WRITTEN REQUEST>
Decide whether each statement agrees with the microcode forum thread. Answer yes or no for each, and quote the deciding words of the thread: (a) The first poster currently runs grub 2.02. (b) One reply says the BIOS can also perform CPU microcode updates. (c) The first poster still uses genkernel-next to build kernels.

PASSAGE SHOWN>

════════════════

I am missing the "[    0.000000] microcode: microcode updated early to revision 0xa4, date = 2010-10-02" line from the guide.

I am sure the new revision is loaded, but is it "early" loaded and so the new cpu - instructions used?

The guide has following note: "If you use genkernel and legacy GRUB, you will not have the first line. Just check the microcode revision before and after the changes."

I don't use grub legacy (currently grub 2.02) but a manual grub.cfg and since kernel 4.4 I started with a fresh kernel-config made by genkernel-next, but don't use it anymore. (grub-mkconfig didn't like my dual-boot and other bad problems with my samsung-ssd started with kernel 3.18.22)

So I presume either grup.cfg needs an extra option/insmod anything to make dmesg to print the [    0.000000] messages, or the kernel needs some higher debuglevel that genkernel missed to config?

Has the wiki to be interpreted that build in microcode is always loaded early?

I know that there has been many posts with microcode-handling, I tried to read and understand them as good as I could but anyway: thanks for your explanation.

----------

## krinn

It only gave that message if it do an update "there", your cpu is already at revision 0x24, no need to update to revision 0x24, so no action, no message.

Why is your cpu to 0x24 already?

* cpu is new and have already its microcode to 0x24

* something is updating it even earlier (initrd)

* you have setup your computer hostname to "christine" and you better never try to change it!

----------

## NeddySeagoon

krinn,

The BIOS can do CPU microcode updates too.

 *Quote:*   

> Has the wiki to be interpreted that build in microcode is always loaded early? 

 

Its more the other way around. If its not done early, it won't be done at all.

════════════════

DATASET>
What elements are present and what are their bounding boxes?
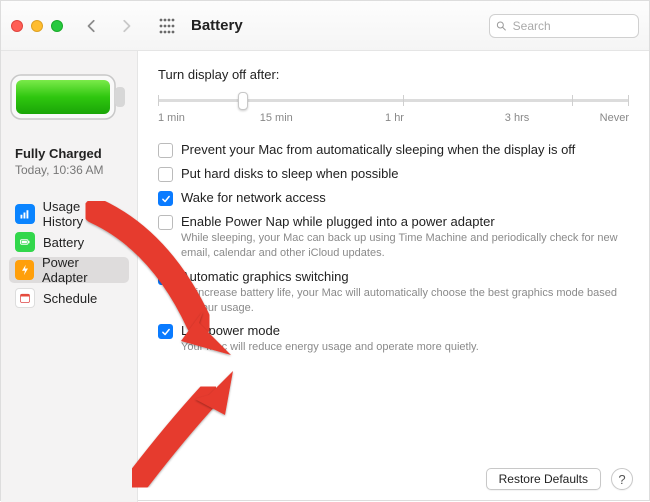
option-label: Prevent your Mac from automatically slee… [181,142,629,157]
slider-tick-labels: 1 min 15 min 1 hr 3 hrs Never [158,112,629,124]
sidebar-item-label: Schedule [43,291,97,306]
option-label: Wake for network access [181,190,629,205]
chart-icon [15,204,35,224]
sidebar-item-label: Usage History [43,199,123,229]
sidebar-item-label: Battery [43,235,84,250]
restore-defaults-button[interactable]: Restore Defaults [486,468,601,490]
slider-knob[interactable] [238,92,248,110]
option-row: Put hard disks to sleep when possible [158,166,629,182]
calendar-icon [15,288,35,308]
option-description: To increase battery life, your Mac will … [181,286,629,316]
checkbox[interactable] [158,191,173,206]
option-row: Prevent your Mac from automatically slee… [158,142,629,158]
checkbox[interactable] [158,215,173,230]
help-button[interactable]: ? [611,468,633,490]
footer: Restore Defaults ? [486,468,633,490]
forward-button[interactable] [113,14,139,38]
slider-label: Turn display off after: [158,67,629,82]
bolt-icon [15,260,34,280]
option-row: Automatic graphics switching To increase … [158,269,629,316]
sidebar: Fully Charged Today, 10:36 AM Usage Hist… [1,51,138,502]
search-field[interactable] [489,14,639,38]
sidebar-item-usage-history[interactable]: Usage History [9,201,129,227]
close-window-button[interactable] [11,20,23,32]
back-button[interactable] [79,14,105,38]
sidebar-nav: Usage History Battery Power Adapter Sche… [9,201,129,311]
battery-small-icon [15,232,35,252]
battery-icon [9,67,129,130]
sidebar-item-label: Power Adapter [42,255,123,285]
checkbox[interactable] [158,324,173,339]
option-row: Enable Power Nap while plugged into a po… [158,214,629,261]
checkbox[interactable] [158,270,173,285]
sidebar-item-battery[interactable]: Battery [9,229,129,255]
battery-status: Fully Charged Today, 10:36 AM [15,146,125,177]
search-input[interactable] [511,18,632,34]
sidebar-item-power-adapter[interactable]: Power Adapter [9,257,129,283]
main-content: Turn display off after: 1 min 15 min 1 h… [138,51,649,502]
option-label: Automatic graphics switching [181,269,629,284]
checkbox[interactable] [158,143,173,158]
checkbox[interactable] [158,167,173,182]
option-label: Put hard disks to sleep when possible [181,166,629,181]
option-label: Enable Power Nap while plugged into a po… [181,214,629,229]
status-time: Today, 10:36 AM [15,163,125,177]
options-list: Prevent your Mac from automatically slee… [158,142,629,355]
zoom-window-button[interactable] [51,20,63,32]
toolbar: Battery [1,1,649,51]
minimize-window-button[interactable] [31,20,43,32]
window-controls [11,20,63,32]
page-title: Battery [191,17,243,34]
sidebar-item-schedule[interactable]: Schedule [9,285,129,311]
display-sleep-slider[interactable]: 1 min 15 min 1 hr 3 hrs Never [158,90,629,124]
status-title: Fully Charged [15,146,125,161]
option-description: While sleeping, your Mac can back up usi… [181,231,629,261]
option-description: Your Mac will reduce energy usage and op… [181,340,629,355]
show-all-button[interactable] [155,14,179,38]
option-row: Low power mode Your Mac will reduce energ… [158,323,629,355]
option-row: Wake for network access [158,190,629,206]
search-icon [496,20,507,32]
option-label: Low power mode [181,323,629,338]
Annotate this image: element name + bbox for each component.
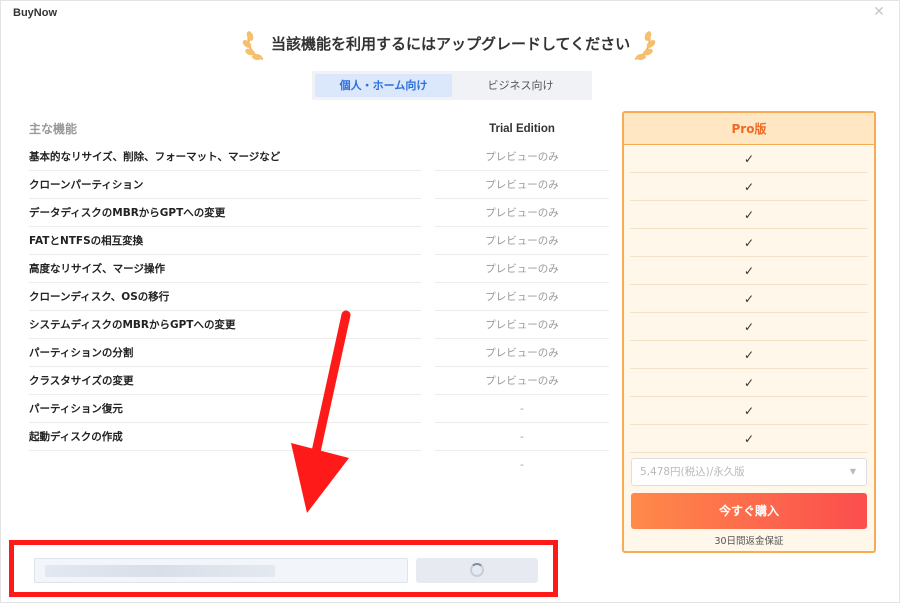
trial-cell: プレビューのみ xyxy=(435,367,609,395)
check-icon: ✓ xyxy=(630,425,868,453)
pro-check-list: ✓ ✓ ✓ ✓ ✓ ✓ ✓ ✓ ✓ ✓ ✓ xyxy=(630,145,868,453)
check-icon: ✓ xyxy=(630,313,868,341)
laurel-icon xyxy=(242,31,264,61)
blurred-placeholder xyxy=(45,565,275,577)
buynow-window: BuyNow ✕ 当該機能を利用するにはアップグレードしてください 個人・ホーム… xyxy=(0,0,900,603)
window-title: BuyNow xyxy=(13,7,57,19)
trial-cell: プレビューのみ xyxy=(435,199,609,227)
feature-row: 起動ディスクの作成 xyxy=(29,423,421,451)
trial-cell: プレビューのみ xyxy=(435,311,609,339)
feature-list: 主な機能 基本的なリサイズ、削除、フォーマット、マージなど クローンパーティショ… xyxy=(29,115,421,451)
plan-select-value: 5,478円(税込)/永久版 xyxy=(640,466,745,478)
buy-now-button[interactable]: 今すぐ購入 xyxy=(631,493,867,529)
plan-select[interactable]: 5,478円(税込)/永久版 ▼ xyxy=(631,458,867,486)
trial-cell: プレビューのみ xyxy=(435,143,609,171)
trial-cell: プレビューのみ xyxy=(435,171,609,199)
annotation-highlight-box xyxy=(9,540,558,597)
trial-cell: プレビューのみ xyxy=(435,227,609,255)
feature-row: クローンディスク、OSの移行 xyxy=(29,283,421,311)
check-icon: ✓ xyxy=(630,397,868,425)
feature-row: パーティションの分割 xyxy=(29,339,421,367)
check-icon: ✓ xyxy=(630,201,868,229)
tab-business[interactable]: ビジネス向け xyxy=(452,74,589,97)
trial-edition-column: Trial Edition プレビューのみ プレビューのみ プレビューのみ プレ… xyxy=(435,115,609,479)
upgrade-headline: 当該機能を利用するにはアップグレードしてください xyxy=(271,35,631,53)
trial-cell: プレビューのみ xyxy=(435,339,609,367)
check-icon: ✓ xyxy=(630,145,868,173)
trial-cell: プレビューのみ xyxy=(435,255,609,283)
feature-list-header: 主な機能 xyxy=(29,122,78,136)
feature-row: 基本的なリサイズ、削除、フォーマット、マージなど xyxy=(29,143,421,171)
pro-edition-panel: Pro版 ✓ ✓ ✓ ✓ ✓ ✓ ✓ ✓ ✓ ✓ ✓ 5,478円(税込)/永久… xyxy=(622,111,876,553)
check-icon: ✓ xyxy=(630,173,868,201)
upgrade-header: 当該機能を利用するにはアップグレードしてください xyxy=(1,25,899,65)
feature-row: パーティション復元 xyxy=(29,395,421,423)
trial-cell: プレビューのみ xyxy=(435,283,609,311)
laurel-icon xyxy=(634,31,656,61)
feature-row: 高度なリサイズ、マージ操作 xyxy=(29,255,421,283)
chevron-down-icon: ▼ xyxy=(849,467,856,476)
feature-row: FATとNTFSの相互変換 xyxy=(29,227,421,255)
feature-row: システムディスクのMBRからGPTへの変更 xyxy=(29,311,421,339)
title-bar: BuyNow ✕ xyxy=(1,1,899,25)
edition-tabs: 個人・ホーム向け ビジネス向け xyxy=(312,71,592,100)
trial-cell: - xyxy=(520,459,524,471)
pro-edition-header: Pro版 xyxy=(624,113,874,145)
loading-spinner-icon xyxy=(470,563,484,577)
trial-edition-header: Trial Edition xyxy=(489,123,555,135)
check-icon: ✓ xyxy=(630,341,868,369)
feature-row: データディスクのMBRからGPTへの変更 xyxy=(29,199,421,227)
trial-cell: - xyxy=(435,395,609,423)
tab-personal-home[interactable]: 個人・ホーム向け xyxy=(315,74,452,97)
close-icon[interactable]: ✕ xyxy=(871,4,887,20)
activate-button[interactable] xyxy=(416,558,538,583)
money-back-guarantee: 30日間返金保証 xyxy=(714,536,784,547)
check-icon: ✓ xyxy=(630,369,868,397)
check-icon: ✓ xyxy=(630,229,868,257)
trial-cell: - xyxy=(435,423,609,451)
feature-row: クラスタサイズの変更 xyxy=(29,367,421,395)
license-code-input[interactable] xyxy=(34,558,408,583)
feature-row: クローンパーティション xyxy=(29,171,421,199)
check-icon: ✓ xyxy=(630,285,868,313)
check-icon: ✓ xyxy=(630,257,868,285)
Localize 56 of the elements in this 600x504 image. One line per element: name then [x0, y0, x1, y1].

════════════════

CORRECT ANSWER>
(a) Yes: "currently grub 2.02"
(b) Yes: "The BIOS can do CPU microcode updates too."
(c) No: "but don't use it anymore"